Entries from a dataset:

<<<<

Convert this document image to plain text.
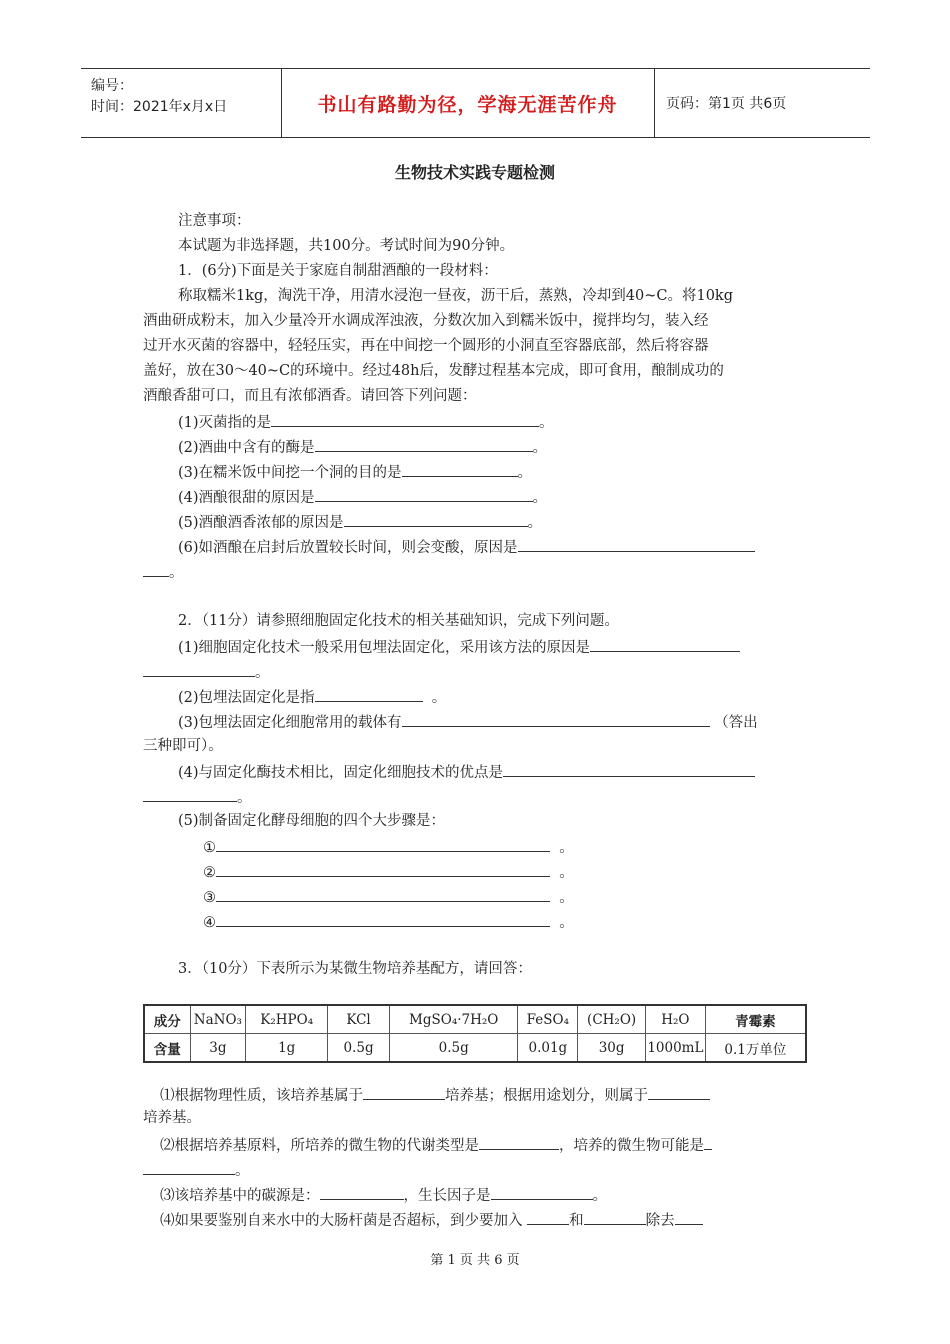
编号：
时间：2021年x月x日	书山有路勤为径，学海无涯苦作舟	页码：第1页 共6页
生物技术实践专题检测
注意事项：
本试题为非选择题，共100分。考试时间为90分钟。
1．(6分)下面是关于家庭自制甜酒酿的一段材料：
称取糯米1kg，淘洗干净，用清水浸泡一昼夜，沥干后，蒸熟，冷却到40~C。将10kg
酒曲研成粉末，加入少量冷开水调成浑浊液，分数次加入到糯米饭中，搅拌均匀，装入经
过开水灭菌的容器中，轻轻压实，再在中间挖一个圆形的小洞直至容器底部，然后将容器
盖好，放在30～40~C的环境中。经过48h后，发酵过程基本完成，即可食用，酿制成功的
酒酿香甜可口，而且有浓郁酒香。请回答下列问题：
(1)灭菌指的是	。
(2)酒曲中含有的酶是	。
(3)在糯米饭中间挖一个洞的目的是	。
(4)酒酿很甜的原因是	。
(5)酒酿酒香浓郁的原因是	。
(6)如酒酿在启封后放置较长时间，则会变酸，原因是
。
2．（11分）请参照细胞固定化技术的相关基础知识，完成下列问题。
(1)细胞固定化技术一般采用包埋法固定化，采用该方法的原因是
。
(2)包埋法固定化是指	。
(3)包埋法固定化细胞常用的载体有	（答出
三种即可）。
(4)与固定化酶技术相比，固定化细胞技术的优点是
。
(5)制备固定化酵母细胞的四个大步骤是：
①	。
②	。
③	。
④	。
3．（10分）下表所示为某微生物培养基配方，请回答：
成分	NaNO₃	K₂HPO₄	KCl	MgSO₄·7H₂O	FeSO₄	(CH₂O)	H₂O	青霉素
含量	3g	1g	0.5g	0.5g	0.01g	30g	1000mL	0.1万单位
⑴根据物理性质，该培养基属于	培养基；根据用途划分，则属于
培养基。
⑵根据培养基原料，所培养的微生物的代谢类型是	，培养的微生物可能是
。
⑶该培养基中的碳源是：	，生长因子是	。
⑷如果要鉴别自来水中的大肠杆菌是否超标，到少要加入	和	除去
第 1 页 共 6 页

>>>>

▶ _STATED GOAL_
The material above holds pictures; copy everything else in it exactly.

▶ _RESPONSE FOR THIS EXERCISE_
Convert this document image to plain text.
编号：
时间：2021年x月x日	书山有路勤为径，学海无涯苦作舟	页码：第1页 共6页
生物技术实践专题检测
注意事项：
本试题为非选择题，共100分。考试时间为90分钟。
1．(6分)下面是关于家庭自制甜酒酿的一段材料：
称取糯米1kg，淘洗干净，用清水浸泡一昼夜，沥干后，蒸熟，冷却到40~C。将10kg
酒曲研成粉末，加入少量冷开水调成浑浊液，分数次加入到糯米饭中，搅拌均匀，装入经
过开水灭菌的容器中，轻轻压实，再在中间挖一个圆形的小洞直至容器底部，然后将容器
盖好，放在30～40~C的环境中。经过48h后，发酵过程基本完成，即可食用，酿制成功的
酒酿香甜可口，而且有浓郁酒香。请回答下列问题：
(1)灭菌指的是	。
(2)酒曲中含有的酶是	。
(3)在糯米饭中间挖一个洞的目的是	。
(4)酒酿很甜的原因是	。
(5)酒酿酒香浓郁的原因是	。
(6)如酒酿在启封后放置较长时间，则会变酸，原因是
。
2．（11分）请参照细胞固定化技术的相关基础知识，完成下列问题。
(1)细胞固定化技术一般采用包埋法固定化，采用该方法的原因是
。
(2)包埋法固定化是指	。
(3)包埋法固定化细胞常用的载体有	（答出
三种即可）。
(4)与固定化酶技术相比，固定化细胞技术的优点是
。
(5)制备固定化酵母细胞的四个大步骤是：
①	。
②	。
③	。
④	。
3．（10分）下表所示为某微生物培养基配方，请回答：
成分	NaNO₃	K₂HPO₄	KCl	MgSO₄·7H₂O	FeSO₄	(CH₂O)	H₂O	青霉素
含量	3g	1g	0.5g	0.5g	0.01g	30g	1000mL	0.1万单位
⑴根据物理性质，该培养基属于	培养基；根据用途划分，则属于
培养基。
⑵根据培养基原料，所培养的微生物的代谢类型是	，培养的微生物可能是
。
⑶该培养基中的碳源是：	，生长因子是	。
⑷如果要鉴别自来水中的大肠杆菌是否超标，到少要加入	和	除去
第 1 页 共 6 页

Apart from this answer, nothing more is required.